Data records
>>>

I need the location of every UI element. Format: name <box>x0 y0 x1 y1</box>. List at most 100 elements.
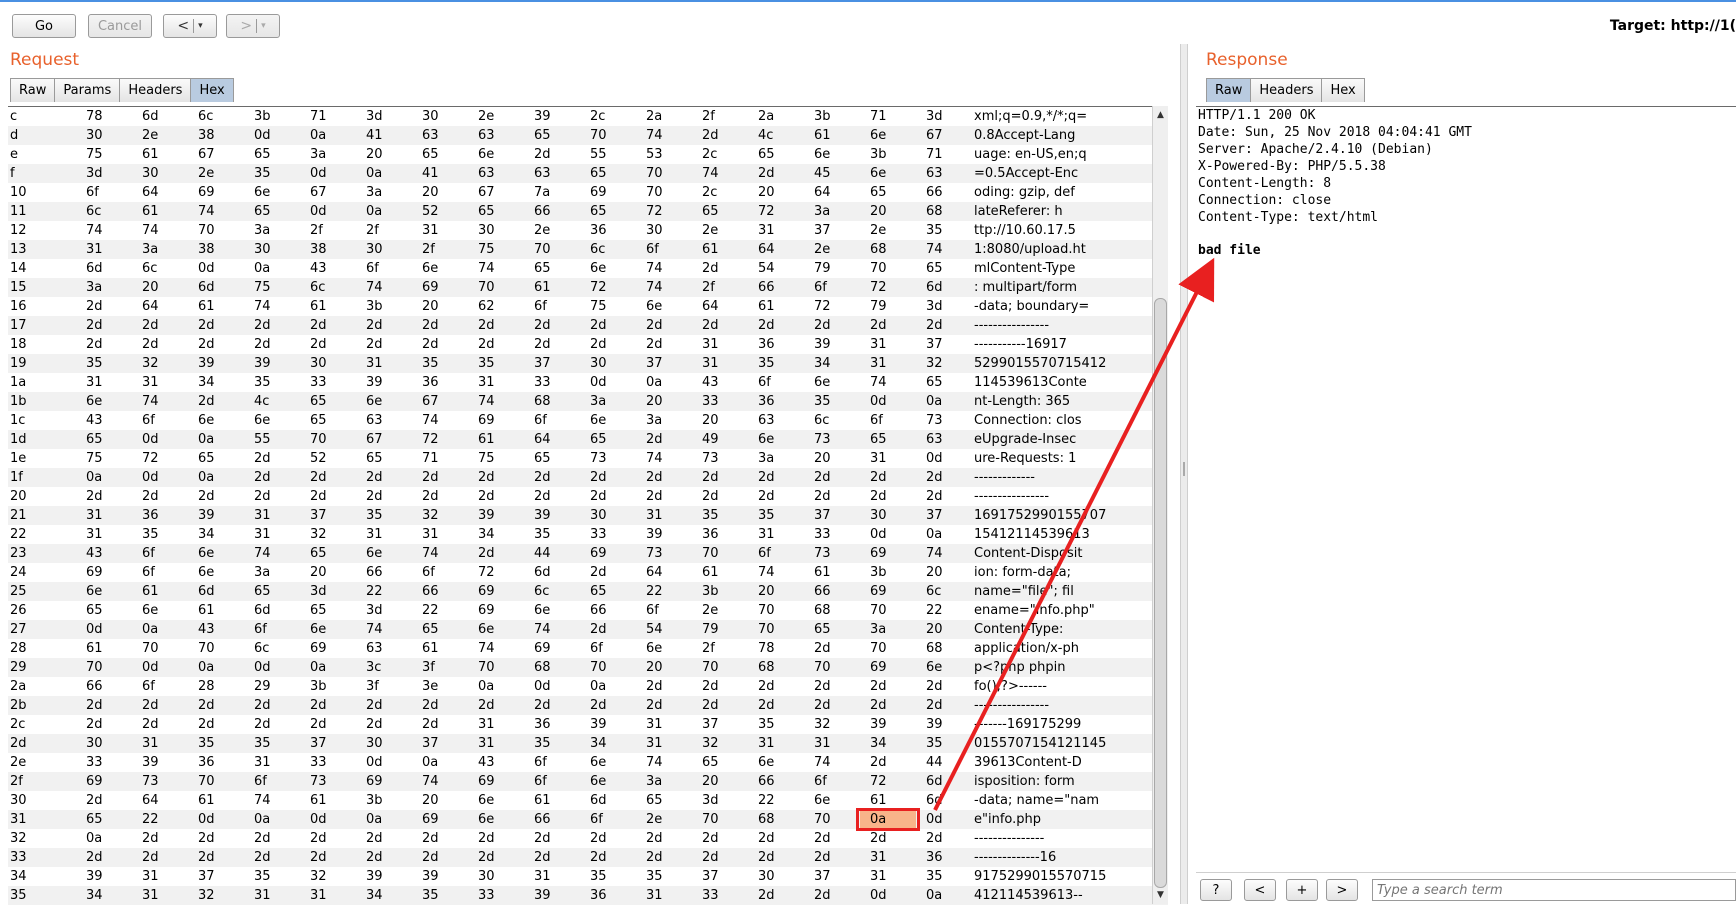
hex-row[interactable]: 34 39 31 37 35 32 39 39 30 31 35 35 37 30 37 31 35 917529… <box>8 867 1168 886</box>
hex-byte-cell[interactable]: 2d <box>814 848 831 867</box>
hex-byte-cell[interactable]: 70 <box>870 259 887 278</box>
hex-byte-cell[interactable]: 75 <box>86 145 103 164</box>
hex-byte-cell[interactable]: 65 <box>310 544 327 563</box>
hex-byte-cell[interactable]: 67 <box>478 183 495 202</box>
hex-byte-cell[interactable]: 35 <box>86 354 103 373</box>
hex-byte-cell[interactable]: 2d <box>254 468 271 487</box>
hex-byte-cell[interactable]: 0d <box>254 126 271 145</box>
hex-byte-cell[interactable]: 65 <box>86 601 103 620</box>
hex-byte-cell[interactable]: 6e <box>814 791 830 810</box>
hex-byte-cell[interactable]: 2d <box>646 468 663 487</box>
hex-byte-cell[interactable]: 65 <box>86 810 103 829</box>
hex-byte-cell[interactable]: 66 <box>926 183 943 202</box>
hex-byte-cell[interactable]: 31 <box>702 354 719 373</box>
hex-byte-cell[interactable]: 2d <box>590 487 607 506</box>
hex-byte-cell[interactable]: 20 <box>142 278 159 297</box>
tab-headers[interactable]: Headers <box>119 78 192 102</box>
hex-byte-cell[interactable]: 6d <box>534 563 551 582</box>
hex-byte-cell[interactable]: 65 <box>534 126 551 145</box>
hex-byte-cell[interactable]: 74 <box>758 563 775 582</box>
hex-byte-cell[interactable]: 65 <box>422 145 439 164</box>
hex-byte-cell[interactable]: 68 <box>926 639 943 658</box>
hex-byte-cell[interactable]: 6e <box>198 544 214 563</box>
hex-byte-cell[interactable]: 3b <box>366 791 383 810</box>
hex-byte-cell[interactable]: 62 <box>478 297 495 316</box>
hex-byte-cell[interactable]: 6c <box>254 639 269 658</box>
hex-byte-cell[interactable]: 2d <box>534 468 551 487</box>
hex-byte-cell[interactable]: 65 <box>590 202 607 221</box>
hex-byte-cell[interactable]: 6f <box>814 772 827 791</box>
hex-byte-cell[interactable]: 2d <box>366 696 383 715</box>
hex-byte-cell[interactable]: 35 <box>198 734 215 753</box>
hex-byte-cell[interactable]: 6d <box>590 791 607 810</box>
hex-byte-cell[interactable]: 2d <box>646 677 663 696</box>
hex-byte-cell[interactable]: 35 <box>646 867 663 886</box>
hex-byte-cell[interactable]: 6e <box>366 392 382 411</box>
hex-byte-cell[interactable]: 69 <box>366 772 383 791</box>
hex-byte-cell[interactable]: 6e <box>590 411 606 430</box>
hex-byte-cell[interactable]: 0d <box>310 164 327 183</box>
hex-byte-cell[interactable]: 20 <box>422 183 439 202</box>
hex-byte-cell[interactable]: 74 <box>422 544 439 563</box>
hex-byte-cell[interactable]: 6e <box>198 563 214 582</box>
hex-byte-cell[interactable]: 29 <box>254 677 271 696</box>
hex-byte-cell[interactable]: 31 <box>870 449 887 468</box>
hex-byte-cell[interactable]: 79 <box>870 297 887 316</box>
hex-byte-cell[interactable]: 2d <box>142 715 159 734</box>
hex-byte-cell[interactable]: 2d <box>702 487 719 506</box>
hex-byte-cell[interactable]: 2d <box>254 335 271 354</box>
hex-byte-cell[interactable]: 3b <box>366 297 383 316</box>
hex-byte-cell[interactable]: 2f <box>422 240 435 259</box>
hex-byte-cell[interactable]: 54 <box>758 259 775 278</box>
hex-byte-cell[interactable]: 66 <box>814 582 831 601</box>
hex-byte-cell[interactable]: 73 <box>814 430 831 449</box>
target-label[interactable]: Target: http://1( <box>1610 18 1736 34</box>
hex-byte-cell[interactable]: 2e <box>814 240 830 259</box>
hex-byte-cell[interactable]: 2d <box>646 316 663 335</box>
hex-byte-cell[interactable]: 65 <box>590 164 607 183</box>
hex-byte-cell[interactable]: 2d <box>646 696 663 715</box>
hex-byte-cell[interactable]: 79 <box>814 259 831 278</box>
hex-byte-cell[interactable]: 20 <box>646 392 663 411</box>
hex-byte-cell[interactable]: 36 <box>702 525 719 544</box>
hex-byte-cell[interactable]: 65 <box>310 411 327 430</box>
hex-byte-cell[interactable]: 6f <box>142 544 155 563</box>
hex-row[interactable]: 11 6c 61 74 65 0d 0a 52 65 66 65 72 65 72 3a 20 68 lateRe… <box>8 202 1168 221</box>
hex-byte-cell[interactable]: 2d <box>310 487 327 506</box>
hex-byte-cell[interactable]: 6e <box>310 620 326 639</box>
hex-byte-cell[interactable]: 2d <box>478 316 495 335</box>
hex-byte-cell[interactable]: 61 <box>702 240 719 259</box>
hex-byte-cell[interactable]: 3a <box>86 278 102 297</box>
hex-byte-cell[interactable]: 2d <box>310 829 327 848</box>
hex-row[interactable]: 16 2d 64 61 74 61 3b 20 62 6f 75 6e 64 61 72 79 3d -data;… <box>8 297 1168 316</box>
hex-byte-cell[interactable]: 37 <box>310 506 327 525</box>
hex-byte-cell[interactable]: 6f <box>534 772 547 791</box>
hex-byte-cell[interactable]: 39 <box>422 867 439 886</box>
hex-byte-cell[interactable]: 36 <box>422 373 439 392</box>
hex-byte-cell[interactable]: 2d <box>646 848 663 867</box>
hex-byte-cell[interactable]: 2a <box>758 107 774 126</box>
hex-byte-cell[interactable]: 0a <box>590 677 606 696</box>
hex-byte-cell[interactable]: 61 <box>198 791 215 810</box>
hex-byte-cell[interactable]: 0a <box>86 468 102 487</box>
hex-byte-cell[interactable]: 2d <box>366 829 383 848</box>
hex-byte-cell[interactable]: 2d <box>198 487 215 506</box>
hex-byte-cell[interactable]: 20 <box>646 658 663 677</box>
hex-byte-cell[interactable]: 0a <box>422 753 438 772</box>
hex-byte-cell[interactable]: 35 <box>814 392 831 411</box>
hex-byte-cell[interactable]: 72 <box>590 278 607 297</box>
hex-byte-cell[interactable]: 31 <box>758 525 775 544</box>
hex-byte-cell[interactable]: 31 <box>422 221 439 240</box>
hex-byte-cell[interactable]: 2c <box>590 107 605 126</box>
hex-byte-cell[interactable]: 61 <box>814 563 831 582</box>
hex-byte-cell[interactable]: 73 <box>310 772 327 791</box>
hex-byte-cell[interactable]: 63 <box>422 126 439 145</box>
hex-byte-cell[interactable]: 30 <box>870 506 887 525</box>
hex-byte-cell[interactable]: 3a <box>870 620 886 639</box>
hex-byte-cell[interactable]: 73 <box>702 449 719 468</box>
hex-byte-cell[interactable]: 20 <box>814 449 831 468</box>
hex-byte-cell[interactable]: 6f <box>590 639 603 658</box>
hex-byte-cell[interactable]: 6f <box>142 677 155 696</box>
hex-byte-cell[interactable]: 37 <box>926 335 943 354</box>
hex-byte-cell[interactable]: 20 <box>422 297 439 316</box>
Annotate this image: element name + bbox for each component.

<<<

#### TASK STATEMENT
Render every line of all the records above as a numbered list, omitting blank lines and leaving out the pictures.

#### WRITTEN SOLUTION
1. I need the location of every UI element. Format: name <box>x0 y0 x1 y1</box>. List at most 100 elements.
2. hex-row[interactable]: 34 39 31 37 35 32 39 39 30 31 35 35 37 30 37 31 35 917529… <box>8 867 1168 886</box>
3. hex-byte-cell[interactable]: 2d <box>814 848 831 867</box>
4. hex-byte-cell[interactable]: 70 <box>870 259 887 278</box>
5. hex-byte-cell[interactable]: 75 <box>86 145 103 164</box>
6. hex-byte-cell[interactable]: 65 <box>310 544 327 563</box>
7. hex-byte-cell[interactable]: 67 <box>478 183 495 202</box>
8. hex-byte-cell[interactable]: 35 <box>86 354 103 373</box>
9. hex-byte-cell[interactable]: 2d <box>254 468 271 487</box>
10. hex-byte-cell[interactable]: 0d <box>254 126 271 145</box>
11. hex-byte-cell[interactable]: 65 <box>86 601 103 620</box>
12. hex-byte-cell[interactable]: 6e <box>814 791 830 810</box>
13. hex-byte-cell[interactable]: 2d <box>646 468 663 487</box>
14. hex-byte-cell[interactable]: 65 <box>86 810 103 829</box>
15. hex-byte-cell[interactable]: 66 <box>926 183 943 202</box>
16. hex-byte-cell[interactable]: 31 <box>702 354 719 373</box>
17. hex-byte-cell[interactable]: 2d <box>590 487 607 506</box>
18. hex-byte-cell[interactable]: 20 <box>142 278 159 297</box>
19. tab-headers[interactable]: Headers <box>119 78 192 102</box>
20. hex-byte-cell[interactable]: 6d <box>534 563 551 582</box>
21. hex-byte-cell[interactable]: 65 <box>534 126 551 145</box>
22. hex-byte-cell[interactable]: 74 <box>758 563 775 582</box>
23. hex-byte-cell[interactable]: 65 <box>422 145 439 164</box>
24. hex-byte-cell[interactable]: 68 <box>926 639 943 658</box>
25. hex-byte-cell[interactable]: 6e <box>198 544 214 563</box>
26. hex-byte-cell[interactable]: 3b <box>366 791 383 810</box>
27. hex-byte-cell[interactable]: 62 <box>478 297 495 316</box>
28. hex-byte-cell[interactable]: 6c <box>254 639 269 658</box>
29. hex-byte-cell[interactable]: 2d <box>534 468 551 487</box>
30. hex-byte-cell[interactable]: 65 <box>590 202 607 221</box>
31. hex-byte-cell[interactable]: 6f <box>814 772 827 791</box>
32. hex-byte-cell[interactable]: 2d <box>366 696 383 715</box>
33. hex-byte-cell[interactable]: 35 <box>198 734 215 753</box>
34. hex-byte-cell[interactable]: 6d <box>590 791 607 810</box>
35. hex-byte-cell[interactable]: 2d <box>646 677 663 696</box>
36. hex-byte-cell[interactable]: 35 <box>646 867 663 886</box>
37. hex-byte-cell[interactable]: 6e <box>366 392 382 411</box>
38. hex-byte-cell[interactable]: 69 <box>366 772 383 791</box>
39. hex-byte-cell[interactable]: 6e <box>590 411 606 430</box>
40. hex-byte-cell[interactable]: 0d <box>310 164 327 183</box>
41. hex-byte-cell[interactable]: 20 <box>422 183 439 202</box>
42. hex-byte-cell[interactable]: 74 <box>422 544 439 563</box>
43. hex-byte-cell[interactable]: 6e <box>198 563 214 582</box>
44. hex-byte-cell[interactable]: 29 <box>254 677 271 696</box>
45. hex-byte-cell[interactable]: 31 <box>870 449 887 468</box>
46. hex-byte-cell[interactable]: 79 <box>870 297 887 316</box>
47. hex-byte-cell[interactable]: 2d <box>142 715 159 734</box>
48. hex-byte-cell[interactable]: 2d <box>702 487 719 506</box>
49. hex-byte-cell[interactable]: 2d <box>254 335 271 354</box>
50. hex-byte-cell[interactable]: 3b <box>366 297 383 316</box>
51. hex-byte-cell[interactable]: 2f <box>422 240 435 259</box>
52. hex-byte-cell[interactable]: 54 <box>758 259 775 278</box>
53. hex-byte-cell[interactable]: 66 <box>814 582 831 601</box>
54. hex-byte-cell[interactable]: 73 <box>814 430 831 449</box>
55. target-label[interactable]: Target: http://1( <box>1610 18 1736 34</box>
56. hex-byte-cell[interactable]: 2e <box>814 240 830 259</box>
57. hex-byte-cell[interactable]: 2d <box>646 316 663 335</box>
58. hex-byte-cell[interactable]: 65 <box>590 164 607 183</box>
59. hex-byte-cell[interactable]: 2d <box>646 696 663 715</box>
60. hex-byte-cell[interactable]: 79 <box>814 259 831 278</box>
61. hex-byte-cell[interactable]: 20 <box>646 392 663 411</box>
62. hex-byte-cell[interactable]: 36 <box>702 525 719 544</box>
63. hex-byte-cell[interactable]: 65 <box>310 411 327 430</box>
64. hex-byte-cell[interactable]: 6f <box>142 544 155 563</box>
65. hex-row[interactable]: 11 6c 61 74 65 0d 0a 52 65 66 65 72 65 72 3a 20 68 lateRe… <box>8 202 1168 221</box>
66. hex-byte-cell[interactable]: 2d <box>310 487 327 506</box>
67. hex-byte-cell[interactable]: 6e <box>310 620 326 639</box>
68. hex-byte-cell[interactable]: 2d <box>478 316 495 335</box>
69. hex-byte-cell[interactable]: 61 <box>702 240 719 259</box>
70. hex-byte-cell[interactable]: 3a <box>86 278 102 297</box>
71. hex-byte-cell[interactable]: 2d <box>310 829 327 848</box>
72. hex-row[interactable]: 16 2d 64 61 74 61 3b 20 62 6f 75 6e 64 61 72 79 3d -data;… <box>8 297 1168 316</box>
73. hex-byte-cell[interactable]: 37 <box>310 506 327 525</box>
74. hex-byte-cell[interactable]: 6f <box>534 772 547 791</box>
75. hex-byte-cell[interactable]: 39 <box>422 867 439 886</box>
76. hex-byte-cell[interactable]: 36 <box>422 373 439 392</box>
77. hex-byte-cell[interactable]: 2d <box>646 848 663 867</box>
78. hex-byte-cell[interactable]: 2a <box>758 107 774 126</box>
79. hex-byte-cell[interactable]: 0a <box>590 677 606 696</box>
80. hex-byte-cell[interactable]: 61 <box>198 791 215 810</box>
81. hex-byte-cell[interactable]: 0a <box>86 468 102 487</box>
82. hex-byte-cell[interactable]: 2d <box>366 829 383 848</box>
83. hex-byte-cell[interactable]: 2d <box>198 487 215 506</box>
84. hex-byte-cell[interactable]: 20 <box>646 658 663 677</box>
85. hex-byte-cell[interactable]: 0a <box>422 753 438 772</box>
86. hex-byte-cell[interactable]: 35 <box>814 392 831 411</box>
87. hex-byte-cell[interactable]: 72 <box>590 278 607 297</box>
88. hex-byte-cell[interactable]: 31 <box>758 525 775 544</box>
89. hex-byte-cell[interactable]: 31 <box>422 221 439 240</box>
90. hex-byte-cell[interactable]: 2c <box>590 107 605 126</box>
91. hex-byte-cell[interactable]: 61 <box>814 563 831 582</box>
92. hex-byte-cell[interactable]: 73 <box>310 772 327 791</box>
93. hex-byte-cell[interactable]: 63 <box>422 126 439 145</box>
94. hex-byte-cell[interactable]: 30 <box>870 506 887 525</box>
95. hex-byte-cell[interactable]: 3a <box>870 620 886 639</box>
96. hex-byte-cell[interactable]: 73 <box>702 449 719 468</box>
97. hex-byte-cell[interactable]: 20 <box>814 449 831 468</box>
98. hex-byte-cell[interactable]: 6f <box>590 639 603 658</box>
99. hex-byte-cell[interactable]: 6f <box>142 677 155 696</box>
100. hex-byte-cell[interactable]: 37 <box>926 335 943 354</box>
101. hex-byte-cell[interactable]: 20 <box>422 297 439 316</box>
102. Annotate this image: element name + bbox for each component.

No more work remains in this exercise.